▶ **Challenge**:
Below are the records. List every line holding the word "image".

▶ **Input records**:

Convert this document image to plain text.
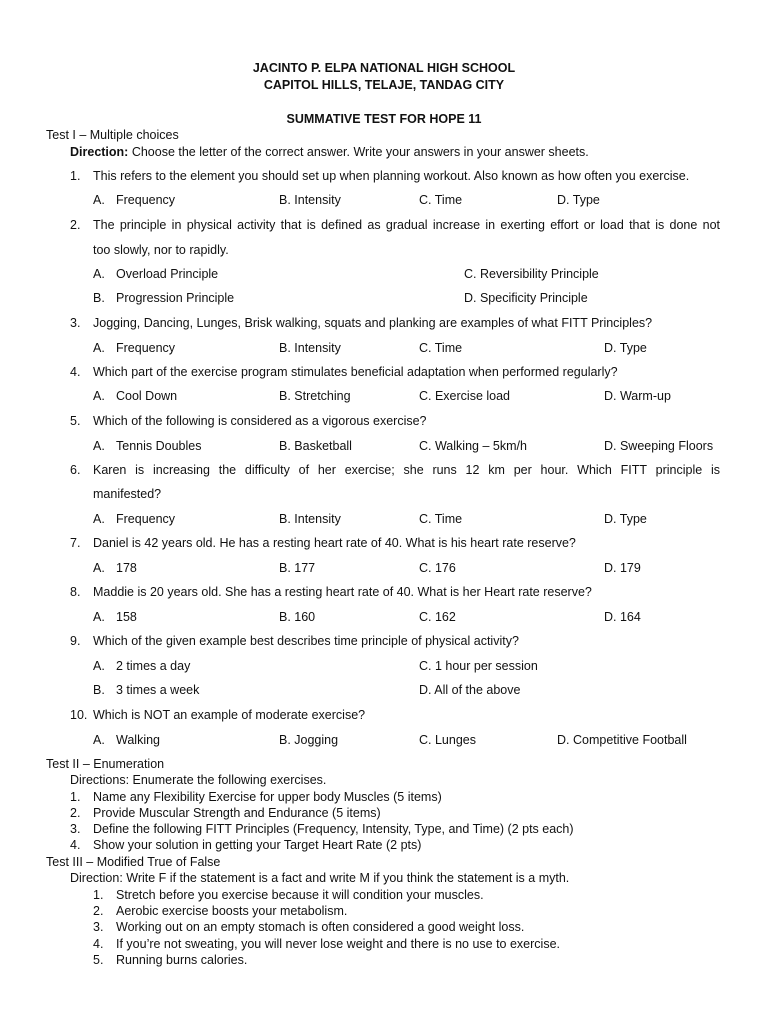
JACINTO P. ELPA NATIONAL HIGH SCHOOL
CAPITOL HILLS, TELAJE, TANDAG CITY
SUMMATIVE TEST FOR HOPE 11
Test I – Multiple choices
Direction: Choose the letter of the correct answer. Write your answers in your answer sheets.
1. This refers to the element you should set up when planning workout. Also known as how often you exercise.
A. Frequency	B. Intensity	C. Time	D. Type
2. The principle in physical activity that is defined as gradual increase in exerting effort or load that is done not
too slowly, nor to rapidly.
A. Overload Principle	C. Reversibility Principle
B. Progression Principle	D. Specificity Principle
3. Jogging, Dancing, Lunges, Brisk walking, squats and planking are examples of what FITT Principles?
A. Frequency	B. Intensity	C. Time	D. Type
4. Which part of the exercise program stimulates beneficial adaptation when performed regularly?
A. Cool Down	B. Stretching	C. Exercise load	D. Warm-up
5. Which of the following is considered as a vigorous exercise?
A. Tennis Doubles	B. Basketball	C. Walking – 5km/h	D. Sweeping Floors
6. Karen is increasing the difficulty of her exercise; she runs 12 km per hour. Which FITT principle is
manifested?
A. Frequency	B. Intensity	C. Time	D. Type
7. Daniel is 42 years old. He has a resting heart rate of 40. What is his heart rate reserve?
A. 178	B. 177	C. 176	D. 179
8. Maddie is 20 years old. She has a resting heart rate of 40. What is her Heart rate reserve?
A. 158	B. 160	C. 162	D. 164
9. Which of the given example best describes time principle of physical activity?
A. 2 times a day	C. 1 hour per session
B. 3 times a week	D. All of the above
10. Which is NOT an example of moderate exercise?
A. Walking	B. Jogging	C. Lunges	D. Competitive Football
Test II – Enumeration
Directions: Enumerate the following exercises.
1. Name any Flexibility Exercise for upper body Muscles (5 items)
2. Provide Muscular Strength and Endurance (5 items)
3. Define the following FITT Principles (Frequency, Intensity, Type, and Time) (2 pts each)
4. Show your solution in getting your Target Heart Rate (2 pts)
Test III – Modified True of False
Direction: Write F if the statement is a fact and write M if you think the statement is a myth.
1. Stretch before you exercise because it will condition your muscles.
2. Aerobic exercise boosts your metabolism.
3. Working out on an empty stomach is often considered a good weight loss.
4. If you’re not sweating, you will never lose weight and there is no use to exercise.
5. Running burns calories.
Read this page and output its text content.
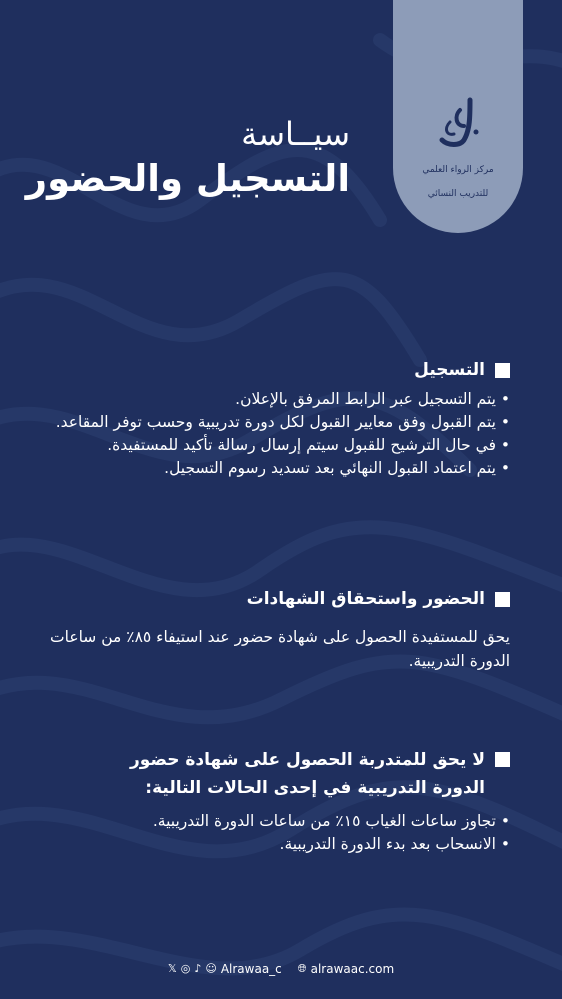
مركز الرواء العلمي

للتدريب النسائي

سيــاسة

التسجيل والحضور

التسجيل
• يتم التسجيل عبر الرابط المرفق بالإعلان.
• يتم القبول وفق معايير القبول لكل دورة تدريبية وحسب توفر المقاعد.
• في حال الترشيح للقبول سيتم إرسال رسالة تأكيد للمستفيدة.
• يتم اعتماد القبول النهائي بعد تسديد رسوم التسجيل.
الحضور واستحقاق الشهادات

يحق للمستفيدة الحصول على شهادة حضور عند استيفاء ٨٥٪ من ساعات الدورة التدريبية.

لا يحق للمتدربة الحصول على شهادة حضور الدورة التدريبية في إحدى الحالات التالية:
• تجاوز ساعات الغياب ١٥٪ من ساعات الدورة التدريبية.
• الانسحاب بعد بدء الدورة التدريبية.
𝕏 ◎ ♪ ☺ Alrawaa_c 🌐︎ alrawaac.com
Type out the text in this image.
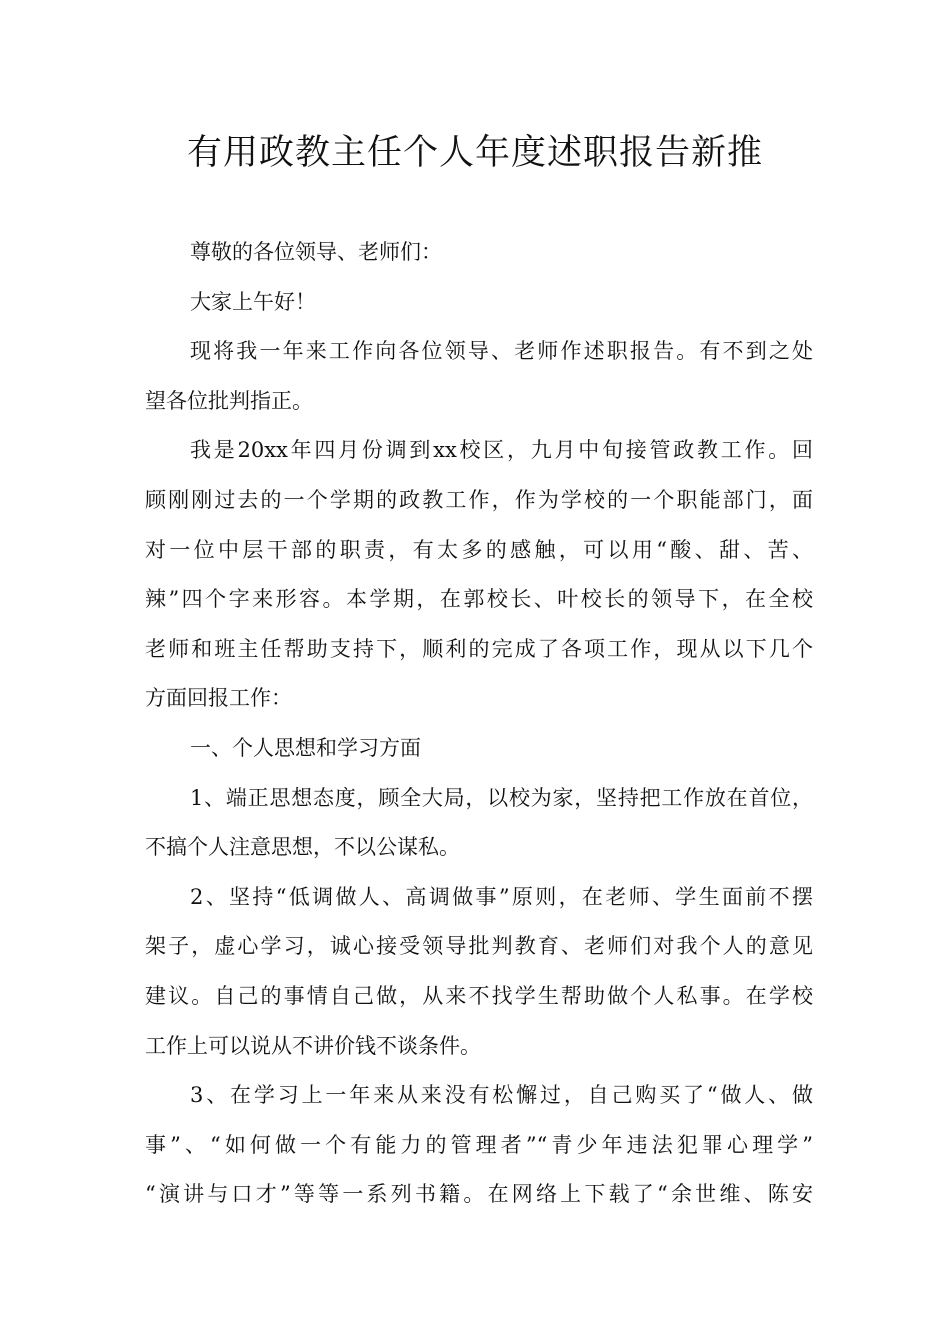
有用政教主任个人年度述职报告新推
尊敬的各位领导、老师们：
大家上午好！
现将我一年来工作向各位领导、老师作述职报告。有不到之处
望各位批判指正。
我是20xx年四月份调到xx校区，九月中旬接管政教工作。回
顾刚刚过去的一个学期的政教工作，作为学校的一个职能部门，面
对一位中层干部的职责，有太多的感触，可以用“酸、甜、苦、
辣”四个字来形容。本学期，在郭校长、叶校长的领导下，在全校
老师和班主任帮助支持下，顺利的完成了各项工作，现从以下几个
方面回报工作：
一、个人思想和学习方面
1、端正思想态度，顾全大局，以校为家，坚持把工作放在首位，
不搞个人注意思想，不以公谋私。
2、坚持“低调做人、高调做事”原则，在老师、学生面前不摆
架子，虚心学习，诚心接受领导批判教育、老师们对我个人的意见
建议。自己的事情自己做，从来不找学生帮助做个人私事。在学校
工作上可以说从不讲价钱不谈条件。
3、在学习上一年来从来没有松懈过，自己购买了“做人、做
事”、“如何做一个有能力的管理者”“青少年违法犯罪心理学”
“演讲与口才”等等一系列书籍。在网络上下载了“余世维、陈安
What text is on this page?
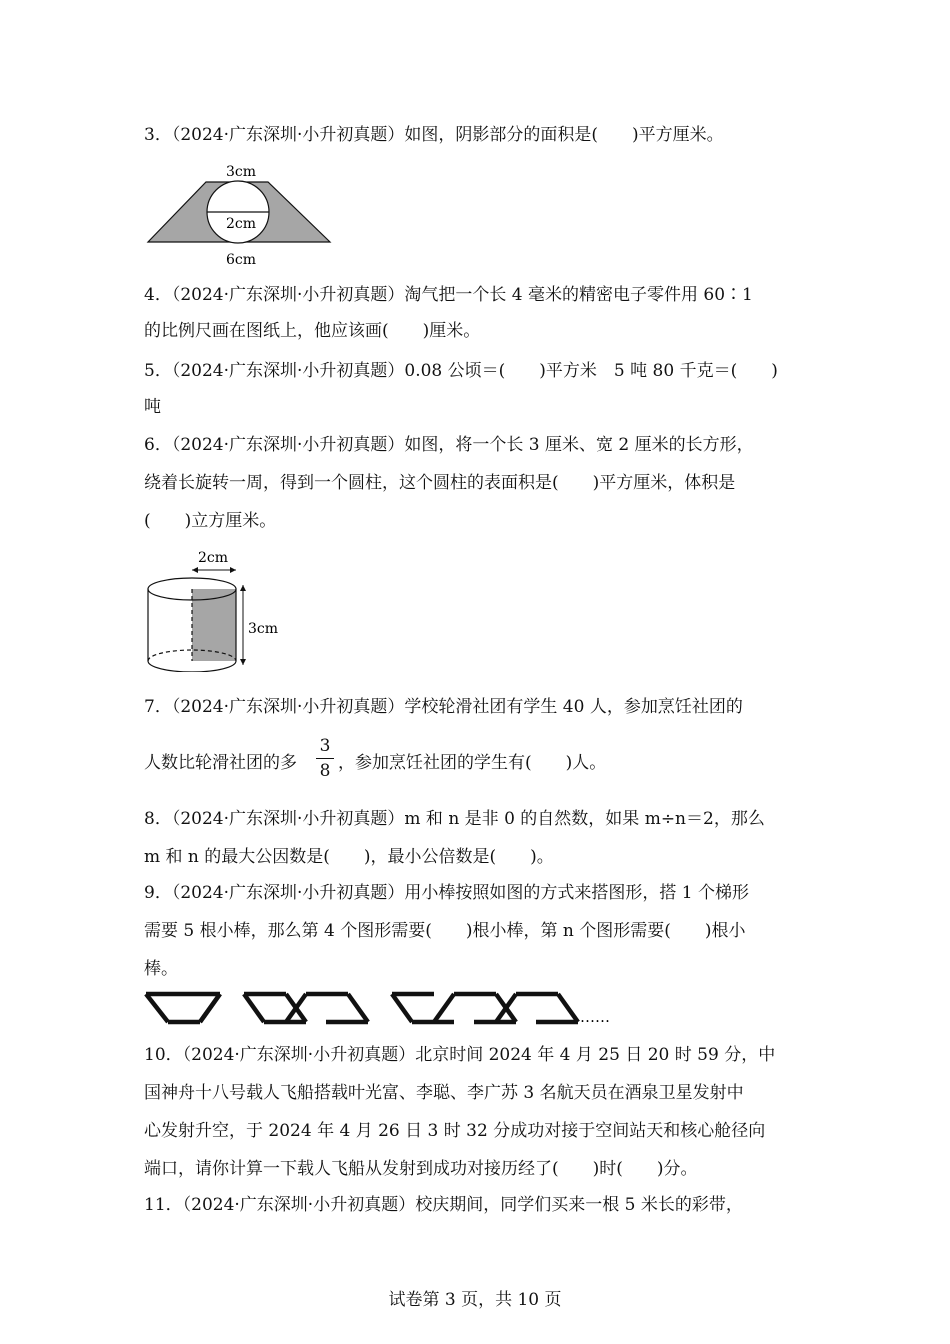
3．（2024·广东深圳·小升初真题）如图，阴影部分的面积是(　　)平方厘米。
3cm
2cm
6cm
4．（2024·广东深圳·小升初真题）淘气把一个长 4 毫米的精密电子零件用 60∶1
的比例尺画在图纸上，他应该画(　　)厘米。
5．（2024·广东深圳·小升初真题）0.08 公顷＝(　　)平方米　5 吨 80 千克＝(　　)
吨
6．（2024·广东深圳·小升初真题）如图，将一个长 3 厘米、宽 2 厘米的长方形，
绕着长旋转一周，得到一个圆柱，这个圆柱的表面积是(　　)平方厘米，体积是
(　　)立方厘米。
2cm
3cm
7．（2024·广东深圳·小升初真题）学校轮滑社团有学生 40 人，参加烹饪社团的
人数比轮滑社团的多
3
8 ，参加烹饪社团的学生有(　　)人。
8．（2024·广东深圳·小升初真题）m 和 n 是非 0 的自然数，如果 m÷n＝2，那么
m 和 n 的最大公因数是(　　)，最小公倍数是(　　)。
9．（2024·广东深圳·小升初真题）用小棒按照如图的方式来搭图形，搭 1 个梯形
需要 5 根小棒，那么第 4 个图形需要(　　)根小棒，第 n 个图形需要(　　)根小
棒。
……
10．（2024·广东深圳·小升初真题）北京时间 2024 年 4 月 25 日 20 时 59 分，中
国神舟十八号载人飞船搭载叶光富、李聪、李广苏 3 名航天员在酒泉卫星发射中
心发射升空，于 2024 年 4 月 26 日 3 时 32 分成功对接于空间站天和核心舱径向
端口，请你计算一下载人飞船从发射到成功对接历经了(　　)时(　　)分。
11．（2024·广东深圳·小升初真题）校庆期间，同学们买来一根 5 米长的彩带，
试卷第 3 页，共 10 页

▶ **Written solution**:
Convert this document image to plain text.
Type out the text in this image.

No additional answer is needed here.